-- Information supplied start --

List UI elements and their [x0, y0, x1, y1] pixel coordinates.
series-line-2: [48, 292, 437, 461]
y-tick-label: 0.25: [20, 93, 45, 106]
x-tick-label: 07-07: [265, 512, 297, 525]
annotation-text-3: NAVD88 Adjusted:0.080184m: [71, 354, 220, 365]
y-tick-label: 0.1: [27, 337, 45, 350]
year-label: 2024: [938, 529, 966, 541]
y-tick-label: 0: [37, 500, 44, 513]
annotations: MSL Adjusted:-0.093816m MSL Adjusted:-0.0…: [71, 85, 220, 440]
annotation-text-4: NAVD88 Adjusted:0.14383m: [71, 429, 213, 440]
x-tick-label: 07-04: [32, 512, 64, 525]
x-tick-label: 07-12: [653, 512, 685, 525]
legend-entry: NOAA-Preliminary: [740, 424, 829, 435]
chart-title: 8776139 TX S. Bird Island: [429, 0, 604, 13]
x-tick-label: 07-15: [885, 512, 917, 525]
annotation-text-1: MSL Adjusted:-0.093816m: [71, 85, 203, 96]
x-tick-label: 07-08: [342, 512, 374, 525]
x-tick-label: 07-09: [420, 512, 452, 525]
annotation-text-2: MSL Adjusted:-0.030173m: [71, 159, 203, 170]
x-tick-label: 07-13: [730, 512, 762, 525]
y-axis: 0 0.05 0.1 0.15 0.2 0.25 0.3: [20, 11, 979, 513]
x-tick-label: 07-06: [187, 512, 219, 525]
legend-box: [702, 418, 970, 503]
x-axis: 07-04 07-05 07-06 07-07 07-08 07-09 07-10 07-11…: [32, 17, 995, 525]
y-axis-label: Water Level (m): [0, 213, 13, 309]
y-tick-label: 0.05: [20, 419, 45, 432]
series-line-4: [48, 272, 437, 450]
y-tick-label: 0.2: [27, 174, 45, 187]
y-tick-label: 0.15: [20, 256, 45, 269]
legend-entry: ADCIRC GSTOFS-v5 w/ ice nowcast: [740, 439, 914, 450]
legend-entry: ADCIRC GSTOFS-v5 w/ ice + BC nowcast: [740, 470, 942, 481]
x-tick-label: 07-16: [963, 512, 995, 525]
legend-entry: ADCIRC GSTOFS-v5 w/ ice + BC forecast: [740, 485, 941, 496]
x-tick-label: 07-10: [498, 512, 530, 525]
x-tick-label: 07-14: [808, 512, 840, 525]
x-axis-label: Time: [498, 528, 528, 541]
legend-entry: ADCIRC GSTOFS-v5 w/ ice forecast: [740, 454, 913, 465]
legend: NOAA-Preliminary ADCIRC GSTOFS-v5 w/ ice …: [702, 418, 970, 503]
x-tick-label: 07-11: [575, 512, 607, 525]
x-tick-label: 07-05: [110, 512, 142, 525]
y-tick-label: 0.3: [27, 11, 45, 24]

-- Information supplied end --

Please convert the part of the material that opens with its first line and closes with the line containing "y-tick-label: 0: [37, 500, 44, 513]", both included, into a JSON list of strings with one string per line, leaving out any blank lines.

- [Full answer]:
[
  "List UI elements and their [x0, y0, x1, y1] pixel coordinates.",
  "series-line-2: [48, 292, 437, 461]",
  "y-tick-label: 0.25: [20, 93, 45, 106]",
  "x-tick-label: 07-07: [265, 512, 297, 525]",
  "annotation-text-3: NAVD88 Adjusted:0.080184m: [71, 354, 220, 365]",
  "y-tick-label: 0.1: [27, 337, 45, 350]",
  "year-label: 2024: [938, 529, 966, 541]",
  "y-tick-label: 0: [37, 500, 44, 513]"
]